---- Given entries

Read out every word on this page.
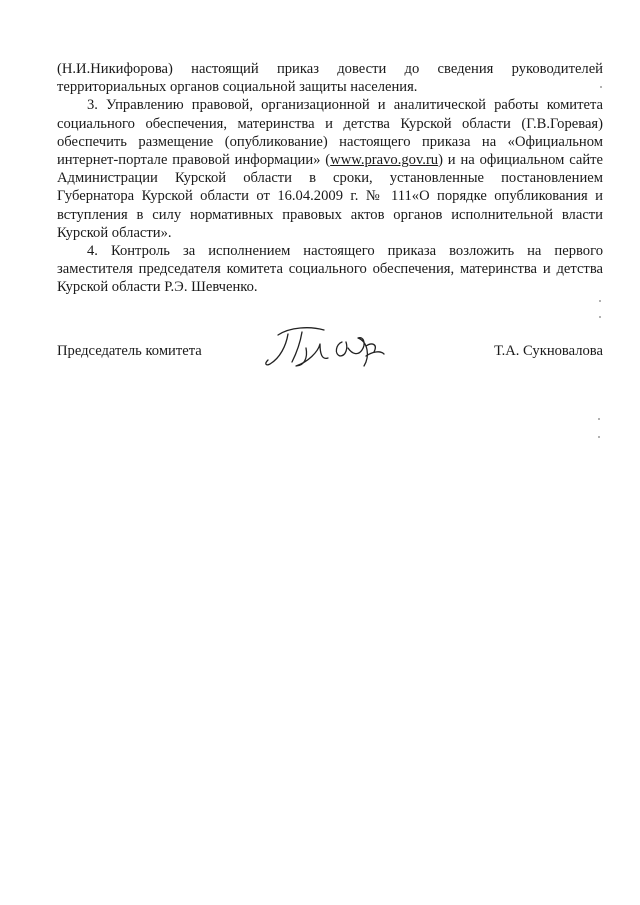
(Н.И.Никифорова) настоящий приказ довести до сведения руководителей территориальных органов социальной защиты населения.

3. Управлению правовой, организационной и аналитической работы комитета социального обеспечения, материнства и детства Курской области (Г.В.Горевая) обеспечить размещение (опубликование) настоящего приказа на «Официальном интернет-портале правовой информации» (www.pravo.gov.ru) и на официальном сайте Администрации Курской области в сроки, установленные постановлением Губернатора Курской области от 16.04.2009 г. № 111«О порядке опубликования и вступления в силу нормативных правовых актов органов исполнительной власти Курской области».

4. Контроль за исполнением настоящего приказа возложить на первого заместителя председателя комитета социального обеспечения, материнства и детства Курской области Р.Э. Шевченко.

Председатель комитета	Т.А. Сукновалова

--------

Identify each line in the records above containing the word "органов"; copy those lines.

• Task answer:
(Н.И.Никифорова) настоящий приказ довести до сведения руководителей территориальных органов социальной защиты населения.
3. Управлению правовой, организационной и аналитической работы комитета социального обеспечения, материнства и детства Курской области (Г.В.Горевая) обеспечить размещение (опубликование) настоящего приказа на «Официальном интернет-портале правовой информации» (www.pravo.gov.ru) и на официальном сайте Администрации Курской области в сроки, установленные постановлением Губернатора Курской области от 16.04.2009 г. № 111«О порядке опубликования и вступления в силу нормативных правовых актов органов исполнительной власти Курской области».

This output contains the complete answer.